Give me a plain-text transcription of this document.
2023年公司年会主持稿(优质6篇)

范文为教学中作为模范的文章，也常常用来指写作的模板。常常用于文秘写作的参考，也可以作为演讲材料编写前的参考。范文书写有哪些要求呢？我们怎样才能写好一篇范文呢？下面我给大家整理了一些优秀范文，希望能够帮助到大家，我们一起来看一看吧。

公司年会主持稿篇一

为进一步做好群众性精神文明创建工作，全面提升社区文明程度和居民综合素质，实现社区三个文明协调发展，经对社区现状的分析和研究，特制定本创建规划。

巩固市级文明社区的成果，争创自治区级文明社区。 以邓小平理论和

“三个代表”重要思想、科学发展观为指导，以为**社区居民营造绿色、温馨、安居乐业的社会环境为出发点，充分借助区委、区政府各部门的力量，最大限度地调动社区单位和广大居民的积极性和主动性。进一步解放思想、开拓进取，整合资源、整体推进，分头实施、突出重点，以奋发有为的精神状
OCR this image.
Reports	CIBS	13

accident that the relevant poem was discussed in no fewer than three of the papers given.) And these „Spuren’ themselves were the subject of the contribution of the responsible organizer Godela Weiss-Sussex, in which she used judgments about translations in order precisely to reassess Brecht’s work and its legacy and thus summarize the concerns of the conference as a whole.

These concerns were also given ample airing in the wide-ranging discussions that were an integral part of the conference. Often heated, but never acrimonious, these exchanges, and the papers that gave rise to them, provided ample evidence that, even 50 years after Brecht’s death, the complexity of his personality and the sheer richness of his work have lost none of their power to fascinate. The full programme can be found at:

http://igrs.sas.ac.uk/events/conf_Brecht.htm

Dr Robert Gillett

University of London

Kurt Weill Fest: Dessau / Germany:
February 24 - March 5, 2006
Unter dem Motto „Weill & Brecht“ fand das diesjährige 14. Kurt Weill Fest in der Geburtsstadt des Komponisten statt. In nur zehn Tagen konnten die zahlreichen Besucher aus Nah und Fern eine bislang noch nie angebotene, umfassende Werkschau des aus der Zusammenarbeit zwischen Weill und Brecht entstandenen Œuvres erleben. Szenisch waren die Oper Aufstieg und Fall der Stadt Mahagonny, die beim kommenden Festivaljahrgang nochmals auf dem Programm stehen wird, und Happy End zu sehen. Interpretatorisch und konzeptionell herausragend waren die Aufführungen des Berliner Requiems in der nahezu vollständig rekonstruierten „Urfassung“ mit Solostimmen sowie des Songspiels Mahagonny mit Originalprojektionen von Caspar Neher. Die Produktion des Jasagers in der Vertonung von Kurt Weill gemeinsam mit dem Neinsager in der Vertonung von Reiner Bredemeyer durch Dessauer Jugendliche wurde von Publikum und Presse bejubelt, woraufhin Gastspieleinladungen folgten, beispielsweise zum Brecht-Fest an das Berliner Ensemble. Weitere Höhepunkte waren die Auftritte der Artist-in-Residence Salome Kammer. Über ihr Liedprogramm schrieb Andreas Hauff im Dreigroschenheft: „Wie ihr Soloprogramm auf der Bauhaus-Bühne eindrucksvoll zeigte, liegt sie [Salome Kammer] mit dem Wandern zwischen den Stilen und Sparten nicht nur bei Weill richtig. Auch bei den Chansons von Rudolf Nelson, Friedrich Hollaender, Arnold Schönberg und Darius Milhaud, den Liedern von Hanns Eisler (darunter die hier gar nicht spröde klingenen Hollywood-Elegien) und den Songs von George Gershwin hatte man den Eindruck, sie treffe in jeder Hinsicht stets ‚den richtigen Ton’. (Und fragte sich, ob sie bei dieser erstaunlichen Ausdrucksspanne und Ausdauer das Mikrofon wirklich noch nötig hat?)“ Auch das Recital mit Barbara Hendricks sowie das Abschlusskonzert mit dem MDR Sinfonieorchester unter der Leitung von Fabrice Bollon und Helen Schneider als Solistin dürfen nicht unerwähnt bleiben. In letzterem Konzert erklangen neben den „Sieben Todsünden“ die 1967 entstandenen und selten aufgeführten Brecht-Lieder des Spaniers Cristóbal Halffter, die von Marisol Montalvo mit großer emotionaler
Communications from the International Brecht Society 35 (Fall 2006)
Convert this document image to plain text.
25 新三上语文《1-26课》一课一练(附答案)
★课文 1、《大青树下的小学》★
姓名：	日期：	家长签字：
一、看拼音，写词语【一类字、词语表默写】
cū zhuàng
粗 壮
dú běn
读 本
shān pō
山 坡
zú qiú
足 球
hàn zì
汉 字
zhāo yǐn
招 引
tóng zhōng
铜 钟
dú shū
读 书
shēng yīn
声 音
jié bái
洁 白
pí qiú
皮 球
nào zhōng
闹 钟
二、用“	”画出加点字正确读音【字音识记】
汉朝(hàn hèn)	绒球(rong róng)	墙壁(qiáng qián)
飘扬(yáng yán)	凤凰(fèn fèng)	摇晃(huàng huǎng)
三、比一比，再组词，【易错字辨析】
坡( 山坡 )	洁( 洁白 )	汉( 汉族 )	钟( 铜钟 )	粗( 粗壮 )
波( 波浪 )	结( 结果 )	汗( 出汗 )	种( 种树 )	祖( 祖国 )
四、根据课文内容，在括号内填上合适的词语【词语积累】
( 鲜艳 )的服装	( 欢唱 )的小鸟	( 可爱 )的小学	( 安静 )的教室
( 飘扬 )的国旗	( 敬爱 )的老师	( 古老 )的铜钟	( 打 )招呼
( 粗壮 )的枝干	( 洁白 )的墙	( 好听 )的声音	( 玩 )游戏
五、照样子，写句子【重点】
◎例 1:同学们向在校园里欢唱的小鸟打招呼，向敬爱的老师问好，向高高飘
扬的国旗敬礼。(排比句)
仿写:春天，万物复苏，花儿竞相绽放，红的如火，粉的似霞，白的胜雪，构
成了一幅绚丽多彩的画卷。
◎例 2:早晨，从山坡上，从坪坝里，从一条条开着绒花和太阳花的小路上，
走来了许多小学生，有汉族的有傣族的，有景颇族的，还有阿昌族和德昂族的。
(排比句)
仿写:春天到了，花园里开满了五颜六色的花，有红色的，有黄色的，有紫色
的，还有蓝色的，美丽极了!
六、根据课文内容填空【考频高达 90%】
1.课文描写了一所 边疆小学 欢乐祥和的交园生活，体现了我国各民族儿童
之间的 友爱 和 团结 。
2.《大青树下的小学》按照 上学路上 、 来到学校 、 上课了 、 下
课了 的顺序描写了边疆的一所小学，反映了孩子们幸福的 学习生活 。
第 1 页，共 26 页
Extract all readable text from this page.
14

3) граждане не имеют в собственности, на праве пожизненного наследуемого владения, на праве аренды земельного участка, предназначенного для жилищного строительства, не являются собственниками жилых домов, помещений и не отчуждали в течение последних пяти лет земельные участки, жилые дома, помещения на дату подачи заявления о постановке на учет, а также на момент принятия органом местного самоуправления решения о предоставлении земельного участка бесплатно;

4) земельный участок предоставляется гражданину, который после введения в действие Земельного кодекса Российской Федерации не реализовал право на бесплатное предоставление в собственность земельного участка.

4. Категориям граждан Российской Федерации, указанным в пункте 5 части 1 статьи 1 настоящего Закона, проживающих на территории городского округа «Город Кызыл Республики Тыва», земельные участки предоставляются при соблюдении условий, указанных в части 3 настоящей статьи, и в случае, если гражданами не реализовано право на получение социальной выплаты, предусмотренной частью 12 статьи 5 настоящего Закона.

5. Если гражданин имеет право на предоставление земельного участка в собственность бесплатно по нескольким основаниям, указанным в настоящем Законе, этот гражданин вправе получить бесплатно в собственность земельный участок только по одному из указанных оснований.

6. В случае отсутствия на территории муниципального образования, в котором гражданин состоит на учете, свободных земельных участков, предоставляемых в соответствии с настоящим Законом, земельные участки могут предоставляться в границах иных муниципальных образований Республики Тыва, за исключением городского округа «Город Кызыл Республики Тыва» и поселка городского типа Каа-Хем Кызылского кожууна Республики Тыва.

**********

= Challenge =
Find each line that has the word "Федерации", then copy it out.

= Answer to this problem =
4) земельный участок предоставляется гражданину, который после введения в действие Земельного кодекса Российской Федерации не реализовал право на бесплатное предоставление в собственность земельного участка.
4. Категориям граждан Российской Федерации, указанным в пункте 5 части 1 статьи 1 настоящего Закона, проживающих на территории городского округа «Город Кызыл Республики Тыва», земельные участки предоставляются при соблюдении условий, указанных в части 3 настоящей статьи, и в случае, если гражданами не реализовано право на получение социальной выплаты, предусмотренной частью 12 статьи 5 настоящего Закона.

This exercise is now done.